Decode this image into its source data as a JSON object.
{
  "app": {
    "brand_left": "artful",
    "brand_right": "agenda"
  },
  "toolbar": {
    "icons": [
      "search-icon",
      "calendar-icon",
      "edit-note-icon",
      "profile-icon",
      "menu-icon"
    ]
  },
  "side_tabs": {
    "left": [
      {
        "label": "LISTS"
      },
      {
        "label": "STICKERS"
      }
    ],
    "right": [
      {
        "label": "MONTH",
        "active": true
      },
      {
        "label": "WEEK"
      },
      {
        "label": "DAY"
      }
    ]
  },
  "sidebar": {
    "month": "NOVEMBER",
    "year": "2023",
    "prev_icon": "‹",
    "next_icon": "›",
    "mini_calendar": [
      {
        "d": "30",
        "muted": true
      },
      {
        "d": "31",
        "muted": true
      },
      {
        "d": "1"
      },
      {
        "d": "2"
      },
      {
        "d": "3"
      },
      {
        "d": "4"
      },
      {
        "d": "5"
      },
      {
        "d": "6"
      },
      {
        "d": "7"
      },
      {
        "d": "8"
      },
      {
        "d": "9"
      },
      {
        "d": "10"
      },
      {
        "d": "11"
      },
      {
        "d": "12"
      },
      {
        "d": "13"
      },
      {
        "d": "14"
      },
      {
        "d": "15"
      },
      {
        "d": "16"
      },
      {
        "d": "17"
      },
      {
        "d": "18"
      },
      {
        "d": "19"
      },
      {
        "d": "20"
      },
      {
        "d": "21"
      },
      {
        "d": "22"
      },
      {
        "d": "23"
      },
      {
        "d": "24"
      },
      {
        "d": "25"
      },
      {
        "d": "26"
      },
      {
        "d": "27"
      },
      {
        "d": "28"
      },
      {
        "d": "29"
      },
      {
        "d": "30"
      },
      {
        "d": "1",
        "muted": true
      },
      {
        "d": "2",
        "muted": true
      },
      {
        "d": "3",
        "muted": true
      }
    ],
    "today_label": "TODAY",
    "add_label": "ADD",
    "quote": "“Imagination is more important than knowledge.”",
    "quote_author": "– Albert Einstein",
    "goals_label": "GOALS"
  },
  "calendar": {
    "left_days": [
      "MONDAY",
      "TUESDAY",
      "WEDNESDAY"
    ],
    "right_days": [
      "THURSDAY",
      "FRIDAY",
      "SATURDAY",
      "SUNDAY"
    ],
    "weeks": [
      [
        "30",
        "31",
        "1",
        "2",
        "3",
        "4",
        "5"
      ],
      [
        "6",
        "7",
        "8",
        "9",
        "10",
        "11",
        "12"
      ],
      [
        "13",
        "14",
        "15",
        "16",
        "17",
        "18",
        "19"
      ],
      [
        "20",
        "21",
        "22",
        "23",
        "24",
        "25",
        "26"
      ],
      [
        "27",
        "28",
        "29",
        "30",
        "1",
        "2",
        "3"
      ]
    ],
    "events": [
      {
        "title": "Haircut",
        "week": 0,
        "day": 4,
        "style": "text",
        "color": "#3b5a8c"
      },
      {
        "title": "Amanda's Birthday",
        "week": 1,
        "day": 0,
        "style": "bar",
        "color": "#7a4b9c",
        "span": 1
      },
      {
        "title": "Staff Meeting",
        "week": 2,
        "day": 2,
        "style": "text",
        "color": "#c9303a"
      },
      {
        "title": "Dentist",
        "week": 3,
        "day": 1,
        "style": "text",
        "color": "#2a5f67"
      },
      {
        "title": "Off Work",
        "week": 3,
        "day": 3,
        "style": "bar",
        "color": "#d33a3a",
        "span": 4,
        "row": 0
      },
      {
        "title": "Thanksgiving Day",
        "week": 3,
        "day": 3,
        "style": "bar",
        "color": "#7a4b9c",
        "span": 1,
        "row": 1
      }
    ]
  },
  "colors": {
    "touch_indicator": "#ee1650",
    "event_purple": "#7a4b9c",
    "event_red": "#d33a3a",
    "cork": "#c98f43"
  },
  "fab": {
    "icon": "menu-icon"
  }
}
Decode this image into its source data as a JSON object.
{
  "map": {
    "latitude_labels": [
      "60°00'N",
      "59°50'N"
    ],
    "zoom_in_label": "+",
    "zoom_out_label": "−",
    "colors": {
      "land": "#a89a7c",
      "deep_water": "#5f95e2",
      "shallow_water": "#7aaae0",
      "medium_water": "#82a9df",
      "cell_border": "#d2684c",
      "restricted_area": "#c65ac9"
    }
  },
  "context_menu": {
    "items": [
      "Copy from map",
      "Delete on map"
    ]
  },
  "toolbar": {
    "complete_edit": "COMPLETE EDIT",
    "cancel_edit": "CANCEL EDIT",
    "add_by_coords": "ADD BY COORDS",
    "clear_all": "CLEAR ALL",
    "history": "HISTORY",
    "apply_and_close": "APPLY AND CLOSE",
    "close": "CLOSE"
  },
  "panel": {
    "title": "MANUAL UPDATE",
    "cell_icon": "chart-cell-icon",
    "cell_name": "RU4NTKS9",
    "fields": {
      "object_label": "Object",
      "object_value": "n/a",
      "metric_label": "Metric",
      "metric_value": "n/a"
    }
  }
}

┄┄┄┄┄┄┄┄┄┄┄┄┄┄┄┄┄┄┄┄

▸ **WORK TO BE COMPLETED**
Using the data above, reproduce every line exactly.

▸ **WORKED SOLUTION**
Decode this image into its source data as a JSON object.
{
  "app": {
    "brand_left": "artful",
    "brand_right": "agenda"
  },
  "toolbar": {
    "icons": [
      "search-icon",
      "calendar-icon",
      "edit-note-icon",
      "profile-icon",
      "menu-icon"
    ]
  },
  "side_tabs": {
    "left": [
      {
        "label": "LISTS"
      },
      {
        "label": "STICKERS"
      }
    ],
    "right": [
      {
        "label": "MONTH",
        "active": true
      },
      {
        "label": "WEEK"
      },
      {
        "label": "DAY"
      }
    ]
  },
  "sidebar": {
    "month": "NOVEMBER",
    "year": "2023",
    "prev_icon": "‹",
    "next_icon": "›",
    "mini_calendar": [
      {
        "d": "30",
        "muted": true
      },
      {
        "d": "31",
        "muted": true
      },
      {
        "d": "1"
      },
      {
        "d": "2"
      },
      {
        "d": "3"
      },
      {
        "d": "4"
      },
      {
        "d": "5"
      },
      {
        "d": "6"
      },
      {
        "d": "7"
      },
      {
        "d": "8"
      },
      {
        "d": "9"
      },
      {
        "d": "10"
      },
      {
        "d": "11"
      },
      {
        "d": "12"
      },
      {
        "d": "13"
      },
      {
        "d": "14"
      },
      {
        "d": "15"
      },
      {
        "d": "16"
      },
      {
        "d": "17"
      },
      {
        "d": "18"
      },
      {
        "d": "19"
      },
      {
        "d": "20"
      },
      {
        "d": "21"
      },
      {
        "d": "22"
      },
      {
        "d": "23"
      },
      {
        "d": "24"
      },
      {
        "d": "25"
      },
      {
        "d": "26"
      },
      {
        "d": "27"
      },
      {
        "d": "28"
      },
      {
        "d": "29"
      },
      {
        "d": "30"
      },
      {
        "d": "1",
        "muted": true
      },
      {
        "d": "2",
        "muted": true
      },
      {
        "d": "3",
        "muted": true
      }
    ],
    "today_label": "TODAY",
    "add_label": "ADD",
    "quote": "“Imagination is more important than knowledge.”",
    "quote_author": "– Albert Einstein",
    "goals_label": "GOALS"
  },
  "calendar": {
    "left_days": [
      "MONDAY",
      "TUESDAY",
      "WEDNESDAY"
    ],
    "right_days": [
      "THURSDAY",
      "FRIDAY",
      "SATURDAY",
      "SUNDAY"
    ],
    "weeks": [
      [
        "30",
        "31",
        "1",
        "2",
        "3",
        "4",
        "5"
      ],
      [
        "6",
        "7",
        "8",
        "9",
        "10",
        "11",
        "12"
      ],
      [
        "13",
        "14",
        "15",
        "16",
        "17",
        "18",
        "19"
      ],
      [
        "20",
        "21",
        "22",
        "23",
        "24",
        "25",
        "26"
      ],
      [
        "27",
        "28",
        "29",
        "30",
        "1",
        "2",
        "3"
      ]
    ],
    "events": [
      {
        "title": "Haircut",
        "week": 0,
        "day": 4,
        "style": "text",
        "color": "#3b5a8c"
      },
      {
        "title": "Amanda's Birthday",
        "week": 1,
        "day": 0,
        "style": "bar",
        "color": "#7a4b9c",
        "span": 1
      },
      {
        "title": "Staff Meeting",
        "week": 2,
        "day": 2,
        "style": "text",
        "color": "#c9303a"
      },
      {
        "title": "Dentist",
        "week": 3,
        "day": 1,
        "style": "text",
        "color": "#2a5f67"
      },
      {
        "title": "Off Work",
        "week": 3,
        "day": 3,
        "style": "bar",
        "color": "#d33a3a",
        "span": 4,
        "row": 0
      },
      {
        "title": "Thanksgiving Day",
        "week": 3,
        "day": 3,
        "style": "bar",
        "color": "#7a4b9c",
        "span": 1,
        "row": 1
      }
    ]
  },
  "colors": {
    "touch_indicator": "#ee1650",
    "event_purple": "#7a4b9c",
    "event_red": "#d33a3a",
    "cork": "#c98f43"
  },
  "fab": {
    "icon": "menu-icon"
  }
}
Decode this image into its source data as a JSON object.
{
  "map": {
    "latitude_labels": [
      "60°00'N",
      "59°50'N"
    ],
    "zoom_in_label": "+",
    "zoom_out_label": "−",
    "colors": {
      "land": "#a89a7c",
      "deep_water": "#5f95e2",
      "shallow_water": "#7aaae0",
      "medium_water": "#82a9df",
      "cell_border": "#d2684c",
      "restricted_area": "#c65ac9"
    }
  },
  "context_menu": {
    "items": [
      "Copy from map",
      "Delete on map"
    ]
  },
  "toolbar": {
    "complete_edit": "COMPLETE EDIT",
    "cancel_edit": "CANCEL EDIT",
    "add_by_coords": "ADD BY COORDS",
    "clear_all": "CLEAR ALL",
    "history": "HISTORY",
    "apply_and_close": "APPLY AND CLOSE",
    "close": "CLOSE"
  },
  "panel": {
    "title": "MANUAL UPDATE",
    "cell_icon": "chart-cell-icon",
    "cell_name": "RU4NTKS9",
    "fields": {
      "object_label": "Object",
      "object_value": "n/a",
      "metric_label": "Metric",
      "metric_value": "n/a"
    }
  }
}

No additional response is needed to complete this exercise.